**PROBLEM TO SOLVE**
Retype all the records with nothing changed.

**INPUT DATA**

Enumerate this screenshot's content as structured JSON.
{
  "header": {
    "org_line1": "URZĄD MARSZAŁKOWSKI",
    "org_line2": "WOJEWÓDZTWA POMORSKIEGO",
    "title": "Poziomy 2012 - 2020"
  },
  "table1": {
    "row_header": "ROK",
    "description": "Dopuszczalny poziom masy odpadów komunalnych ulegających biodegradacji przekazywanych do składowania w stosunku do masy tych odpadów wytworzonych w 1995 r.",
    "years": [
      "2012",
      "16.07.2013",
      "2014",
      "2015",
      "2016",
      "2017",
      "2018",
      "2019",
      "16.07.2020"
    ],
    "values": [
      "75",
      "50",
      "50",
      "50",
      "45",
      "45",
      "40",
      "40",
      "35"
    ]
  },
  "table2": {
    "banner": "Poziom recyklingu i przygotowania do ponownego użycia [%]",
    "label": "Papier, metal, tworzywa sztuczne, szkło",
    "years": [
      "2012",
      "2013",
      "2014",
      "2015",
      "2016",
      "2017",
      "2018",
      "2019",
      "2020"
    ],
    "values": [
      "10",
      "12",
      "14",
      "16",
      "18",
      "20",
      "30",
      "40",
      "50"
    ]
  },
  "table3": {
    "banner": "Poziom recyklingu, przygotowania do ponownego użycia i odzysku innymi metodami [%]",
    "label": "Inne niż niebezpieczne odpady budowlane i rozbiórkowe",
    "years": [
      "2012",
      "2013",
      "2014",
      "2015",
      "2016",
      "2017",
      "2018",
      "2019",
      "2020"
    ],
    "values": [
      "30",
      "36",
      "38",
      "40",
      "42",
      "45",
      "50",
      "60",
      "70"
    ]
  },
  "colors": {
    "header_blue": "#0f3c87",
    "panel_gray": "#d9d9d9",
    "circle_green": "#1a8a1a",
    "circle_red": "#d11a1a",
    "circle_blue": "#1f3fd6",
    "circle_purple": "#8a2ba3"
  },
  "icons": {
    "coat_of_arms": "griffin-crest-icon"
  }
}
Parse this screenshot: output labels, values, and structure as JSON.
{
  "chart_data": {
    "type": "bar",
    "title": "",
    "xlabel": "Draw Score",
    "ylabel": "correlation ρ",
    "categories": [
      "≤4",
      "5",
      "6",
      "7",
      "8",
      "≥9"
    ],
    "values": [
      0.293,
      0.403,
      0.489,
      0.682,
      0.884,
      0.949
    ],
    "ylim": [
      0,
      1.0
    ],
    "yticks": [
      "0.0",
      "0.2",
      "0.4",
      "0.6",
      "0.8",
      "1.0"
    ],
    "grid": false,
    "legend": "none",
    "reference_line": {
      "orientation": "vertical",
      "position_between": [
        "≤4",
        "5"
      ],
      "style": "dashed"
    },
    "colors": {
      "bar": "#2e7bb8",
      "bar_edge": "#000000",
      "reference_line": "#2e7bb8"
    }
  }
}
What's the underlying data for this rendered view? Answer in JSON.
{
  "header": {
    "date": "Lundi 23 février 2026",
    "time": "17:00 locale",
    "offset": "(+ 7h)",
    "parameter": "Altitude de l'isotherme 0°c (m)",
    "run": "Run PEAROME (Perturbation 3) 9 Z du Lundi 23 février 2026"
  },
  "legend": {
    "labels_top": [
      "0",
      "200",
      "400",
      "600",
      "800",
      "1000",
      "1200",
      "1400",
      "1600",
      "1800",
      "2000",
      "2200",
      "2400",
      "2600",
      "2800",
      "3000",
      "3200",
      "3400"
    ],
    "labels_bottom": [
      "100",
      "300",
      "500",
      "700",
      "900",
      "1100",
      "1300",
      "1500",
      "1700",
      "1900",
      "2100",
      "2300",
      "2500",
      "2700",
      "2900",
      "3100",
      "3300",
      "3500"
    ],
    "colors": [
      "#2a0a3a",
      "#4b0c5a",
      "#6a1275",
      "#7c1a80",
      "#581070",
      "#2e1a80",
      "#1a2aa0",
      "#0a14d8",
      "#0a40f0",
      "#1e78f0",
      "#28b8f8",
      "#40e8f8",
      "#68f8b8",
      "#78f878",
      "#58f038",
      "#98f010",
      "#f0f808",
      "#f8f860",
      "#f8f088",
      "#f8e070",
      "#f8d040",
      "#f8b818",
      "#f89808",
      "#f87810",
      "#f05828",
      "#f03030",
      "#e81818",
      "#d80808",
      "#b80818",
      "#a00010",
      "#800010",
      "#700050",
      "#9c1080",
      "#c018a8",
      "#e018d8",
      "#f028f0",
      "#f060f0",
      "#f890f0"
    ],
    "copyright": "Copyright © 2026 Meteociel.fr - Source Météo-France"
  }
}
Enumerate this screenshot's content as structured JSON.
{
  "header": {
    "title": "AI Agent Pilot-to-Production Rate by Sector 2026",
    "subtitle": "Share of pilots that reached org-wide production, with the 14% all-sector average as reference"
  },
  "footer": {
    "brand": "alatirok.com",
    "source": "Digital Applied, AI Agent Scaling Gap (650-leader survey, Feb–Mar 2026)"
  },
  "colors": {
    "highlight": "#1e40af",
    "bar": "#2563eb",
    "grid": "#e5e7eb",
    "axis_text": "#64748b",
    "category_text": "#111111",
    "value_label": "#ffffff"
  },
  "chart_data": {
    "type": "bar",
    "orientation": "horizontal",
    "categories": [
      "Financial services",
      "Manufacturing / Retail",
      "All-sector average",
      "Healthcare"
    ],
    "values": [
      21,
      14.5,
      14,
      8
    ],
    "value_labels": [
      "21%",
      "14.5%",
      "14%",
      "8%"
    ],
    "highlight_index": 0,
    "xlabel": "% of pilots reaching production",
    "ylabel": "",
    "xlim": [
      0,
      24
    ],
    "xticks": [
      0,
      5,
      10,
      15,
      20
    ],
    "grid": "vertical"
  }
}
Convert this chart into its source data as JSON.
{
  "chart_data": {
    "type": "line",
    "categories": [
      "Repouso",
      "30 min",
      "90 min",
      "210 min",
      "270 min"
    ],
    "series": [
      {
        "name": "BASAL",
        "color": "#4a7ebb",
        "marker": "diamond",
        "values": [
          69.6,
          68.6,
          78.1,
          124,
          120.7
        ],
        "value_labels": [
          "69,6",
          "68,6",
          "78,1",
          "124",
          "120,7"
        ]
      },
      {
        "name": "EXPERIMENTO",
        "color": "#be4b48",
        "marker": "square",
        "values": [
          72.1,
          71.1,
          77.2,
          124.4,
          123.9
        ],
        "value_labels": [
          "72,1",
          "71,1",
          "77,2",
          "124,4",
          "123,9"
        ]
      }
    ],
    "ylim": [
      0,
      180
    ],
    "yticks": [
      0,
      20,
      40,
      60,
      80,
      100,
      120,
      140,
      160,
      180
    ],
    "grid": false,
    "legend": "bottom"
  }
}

**CORRECT RESULT**
Enumerate this screenshot's content as structured JSON.
{
  "header": {
    "org_line1": "URZĄD MARSZAŁKOWSKI",
    "org_line2": "WOJEWÓDZTWA POMORSKIEGO",
    "title": "Poziomy 2012 - 2020"
  },
  "table1": {
    "row_header": "ROK",
    "description": "Dopuszczalny poziom masy odpadów komunalnych ulegających biodegradacji przekazywanych do składowania w stosunku do masy tych odpadów wytworzonych w 1995 r.",
    "years": [
      "2012",
      "16.07.2013",
      "2014",
      "2015",
      "2016",
      "2017",
      "2018",
      "2019",
      "16.07.2020"
    ],
    "values": [
      "75",
      "50",
      "50",
      "50",
      "45",
      "45",
      "40",
      "40",
      "35"
    ]
  },
  "table2": {
    "banner": "Poziom recyklingu i przygotowania do ponownego użycia [%]",
    "label": "Papier, metal, tworzywa sztuczne, szkło",
    "years": [
      "2012",
      "2013",
      "2014",
      "2015",
      "2016",
      "2017",
      "2018",
      "2019",
      "2020"
    ],
    "values": [
      "10",
      "12",
      "14",
      "16",
      "18",
      "20",
      "30",
      "40",
      "50"
    ]
  },
  "table3": {
    "banner": "Poziom recyklingu, przygotowania do ponownego użycia i odzysku innymi metodami [%]",
    "label": "Inne niż niebezpieczne odpady budowlane i rozbiórkowe",
    "years": [
      "2012",
      "2013",
      "2014",
      "2015",
      "2016",
      "2017",
      "2018",
      "2019",
      "2020"
    ],
    "values": [
      "30",
      "36",
      "38",
      "40",
      "42",
      "45",
      "50",
      "60",
      "70"
    ]
  },
  "colors": {
    "header_blue": "#0f3c87",
    "panel_gray": "#d9d9d9",
    "circle_green": "#1a8a1a",
    "circle_red": "#d11a1a",
    "circle_blue": "#1f3fd6",
    "circle_purple": "#8a2ba3"
  },
  "icons": {
    "coat_of_arms": "griffin-crest-icon"
  }
}
Parse this screenshot: output labels, values, and structure as JSON.
{
  "chart_data": {
    "type": "bar",
    "title": "",
    "xlabel": "Draw Score",
    "ylabel": "correlation ρ",
    "categories": [
      "≤4",
      "5",
      "6",
      "7",
      "8",
      "≥9"
    ],
    "values": [
      0.293,
      0.403,
      0.489,
      0.682,
      0.884,
      0.949
    ],
    "ylim": [
      0,
      1.0
    ],
    "yticks": [
      "0.0",
      "0.2",
      "0.4",
      "0.6",
      "0.8",
      "1.0"
    ],
    "grid": false,
    "legend": "none",
    "reference_line": {
      "orientation": "vertical",
      "position_between": [
        "≤4",
        "5"
      ],
      "style": "dashed"
    },
    "colors": {
      "bar": "#2e7bb8",
      "bar_edge": "#000000",
      "reference_line": "#2e7bb8"
    }
  }
}
What's the underlying data for this rendered view? Answer in JSON.
{
  "header": {
    "date": "Lundi 23 février 2026",
    "time": "17:00 locale",
    "offset": "(+ 7h)",
    "parameter": "Altitude de l'isotherme 0°c (m)",
    "run": "Run PEAROME (Perturbation 3) 9 Z du Lundi 23 février 2026"
  },
  "legend": {
    "labels_top": [
      "0",
      "200",
      "400",
      "600",
      "800",
      "1000",
      "1200",
      "1400",
      "1600",
      "1800",
      "2000",
      "2200",
      "2400",
      "2600",
      "2800",
      "3000",
      "3200",
      "3400"
    ],
    "labels_bottom": [
      "100",
      "300",
      "500",
      "700",
      "900",
      "1100",
      "1300",
      "1500",
      "1700",
      "1900",
      "2100",
      "2300",
      "2500",
      "2700",
      "2900",
      "3100",
      "3300",
      "3500"
    ],
    "colors": [
      "#2a0a3a",
      "#4b0c5a",
      "#6a1275",
      "#7c1a80",
      "#581070",
      "#2e1a80",
      "#1a2aa0",
      "#0a14d8",
      "#0a40f0",
      "#1e78f0",
      "#28b8f8",
      "#40e8f8",
      "#68f8b8",
      "#78f878",
      "#58f038",
      "#98f010",
      "#f0f808",
      "#f8f860",
      "#f8f088",
      "#f8e070",
      "#f8d040",
      "#f8b818",
      "#f89808",
      "#f87810",
      "#f05828",
      "#f03030",
      "#e81818",
      "#d80808",
      "#b80818",
      "#a00010",
      "#800010",
      "#700050",
      "#9c1080",
      "#c018a8",
      "#e018d8",
      "#f028f0",
      "#f060f0",
      "#f890f0"
    ],
    "copyright": "Copyright © 2026 Meteociel.fr - Source Météo-France"
  }
}
Enumerate this screenshot's content as structured JSON.
{
  "header": {
    "title": "AI Agent Pilot-to-Production Rate by Sector 2026",
    "subtitle": "Share of pilots that reached org-wide production, with the 14% all-sector average as reference"
  },
  "footer": {
    "brand": "alatirok.com",
    "source": "Digital Applied, AI Agent Scaling Gap (650-leader survey, Feb–Mar 2026)"
  },
  "colors": {
    "highlight": "#1e40af",
    "bar": "#2563eb",
    "grid": "#e5e7eb",
    "axis_text": "#64748b",
    "category_text": "#111111",
    "value_label": "#ffffff"
  },
  "chart_data": {
    "type": "bar",
    "orientation": "horizontal",
    "categories": [
      "Financial services",
      "Manufacturing / Retail",
      "All-sector average",
      "Healthcare"
    ],
    "values": [
      21,
      14.5,
      14,
      8
    ],
    "value_labels": [
      "21%",
      "14.5%",
      "14%",
      "8%"
    ],
    "highlight_index": 0,
    "xlabel": "% of pilots reaching production",
    "ylabel": "",
    "xlim": [
      0,
      24
    ],
    "xticks": [
      0,
      5,
      10,
      15,
      20
    ],
    "grid": "vertical"
  }
}
Convert this chart into its source data as JSON.
{
  "chart_data": {
    "type": "line",
    "categories": [
      "Repouso",
      "30 min",
      "90 min",
      "210 min",
      "270 min"
    ],
    "series": [
      {
        "name": "BASAL",
        "color": "#4a7ebb",
        "marker": "diamond",
        "values": [
          69.6,
          68.6,
          78.1,
          124,
          120.7
        ],
        "value_labels": [
          "69,6",
          "68,6",
          "78,1",
          "124",
          "120,7"
        ]
      },
      {
        "name": "EXPERIMENTO",
        "color": "#be4b48",
        "marker": "square",
        "values": [
          72.1,
          71.1,
          77.2,
          124.4,
          123.9
        ],
        "value_labels": [
          "72,1",
          "71,1",
          "77,2",
          "124,4",
          "123,9"
        ]
      }
    ],
    "ylim": [
      0,
      180
    ],
    "yticks": [
      0,
      20,
      40,
      60,
      80,
      100,
      120,
      140,
      160,
      180
    ],
    "grid": false,
    "legend": "bottom"
  }
}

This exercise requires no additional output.